=== REQUIRED WORK ===
Reproduce all entries word for word.

=== Records about charts and figures ===
=======
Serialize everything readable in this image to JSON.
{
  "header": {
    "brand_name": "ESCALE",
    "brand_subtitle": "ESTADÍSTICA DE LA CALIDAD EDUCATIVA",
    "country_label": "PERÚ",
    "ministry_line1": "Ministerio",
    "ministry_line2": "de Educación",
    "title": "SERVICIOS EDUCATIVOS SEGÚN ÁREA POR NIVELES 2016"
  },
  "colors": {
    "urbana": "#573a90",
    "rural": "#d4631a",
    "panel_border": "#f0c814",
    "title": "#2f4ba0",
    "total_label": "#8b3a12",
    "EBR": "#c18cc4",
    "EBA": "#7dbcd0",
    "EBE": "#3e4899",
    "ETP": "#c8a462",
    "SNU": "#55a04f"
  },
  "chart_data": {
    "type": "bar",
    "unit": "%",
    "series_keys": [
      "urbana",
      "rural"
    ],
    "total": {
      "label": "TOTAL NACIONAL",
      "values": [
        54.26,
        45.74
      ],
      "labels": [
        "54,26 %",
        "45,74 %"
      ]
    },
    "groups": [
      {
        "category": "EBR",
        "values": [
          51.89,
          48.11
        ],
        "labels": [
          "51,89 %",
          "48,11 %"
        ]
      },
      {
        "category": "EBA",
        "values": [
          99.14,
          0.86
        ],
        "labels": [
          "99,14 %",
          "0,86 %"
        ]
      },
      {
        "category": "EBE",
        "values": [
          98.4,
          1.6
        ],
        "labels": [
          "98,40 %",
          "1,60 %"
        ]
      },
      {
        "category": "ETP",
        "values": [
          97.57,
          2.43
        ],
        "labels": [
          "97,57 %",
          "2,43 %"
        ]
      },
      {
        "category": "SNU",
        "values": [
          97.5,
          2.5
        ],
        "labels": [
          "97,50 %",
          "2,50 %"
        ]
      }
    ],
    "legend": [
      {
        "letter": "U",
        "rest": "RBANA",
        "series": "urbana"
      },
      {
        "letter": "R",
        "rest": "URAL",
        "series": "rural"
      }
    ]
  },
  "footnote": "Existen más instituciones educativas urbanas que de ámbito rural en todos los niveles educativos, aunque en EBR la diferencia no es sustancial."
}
=======
=== RESPONSE TO THE TASK ===
Serialize everything readable in this image to JSON.
{
  "header": {
    "brand_name": "ESCALE",
    "brand_subtitle": "ESTADÍSTICA DE LA CALIDAD EDUCATIVA",
    "country_label": "PERÚ",
    "ministry_line1": "Ministerio",
    "ministry_line2": "de Educación",
    "title": "SERVICIOS EDUCATIVOS SEGÚN ÁREA POR NIVELES 2016"
  },
  "colors": {
    "urbana": "#573a90",
    "rural": "#d4631a",
    "panel_border": "#f0c814",
    "title": "#2f4ba0",
    "total_label": "#8b3a12",
    "EBR": "#c18cc4",
    "EBA": "#7dbcd0",
    "EBE": "#3e4899",
    "ETP": "#c8a462",
    "SNU": "#55a04f"
  },
  "chart_data": {
    "type": "bar",
    "unit": "%",
    "series_keys": [
      "urbana",
      "rural"
    ],
    "total": {
      "label": "TOTAL NACIONAL",
      "values": [
        54.26,
        45.74
      ],
      "labels": [
        "54,26 %",
        "45,74 %"
      ]
    },
    "groups": [
      {
        "category": "EBR",
        "values": [
          51.89,
          48.11
        ],
        "labels": [
          "51,89 %",
          "48,11 %"
        ]
      },
      {
        "category": "EBA",
        "values": [
          99.14,
          0.86
        ],
        "labels": [
          "99,14 %",
          "0,86 %"
        ]
      },
      {
        "category": "EBE",
        "values": [
          98.4,
          1.6
        ],
        "labels": [
          "98,40 %",
          "1,60 %"
        ]
      },
      {
        "category": "ETP",
        "values": [
          97.57,
          2.43
        ],
        "labels": [
          "97,57 %",
          "2,43 %"
        ]
      },
      {
        "category": "SNU",
        "values": [
          97.5,
          2.5
        ],
        "labels": [
          "97,50 %",
          "2,50 %"
        ]
      }
    ],
    "legend": [
      {
        "letter": "U",
        "rest": "RBANA",
        "series": "urbana"
      },
      {
        "letter": "R",
        "rest": "URAL",
        "series": "rural"
      }
    ]
  },
  "footnote": "Existen más instituciones educativas urbanas que de ámbito rural en todos los niveles educativos, aunque en EBR la diferencia no es sustancial."
}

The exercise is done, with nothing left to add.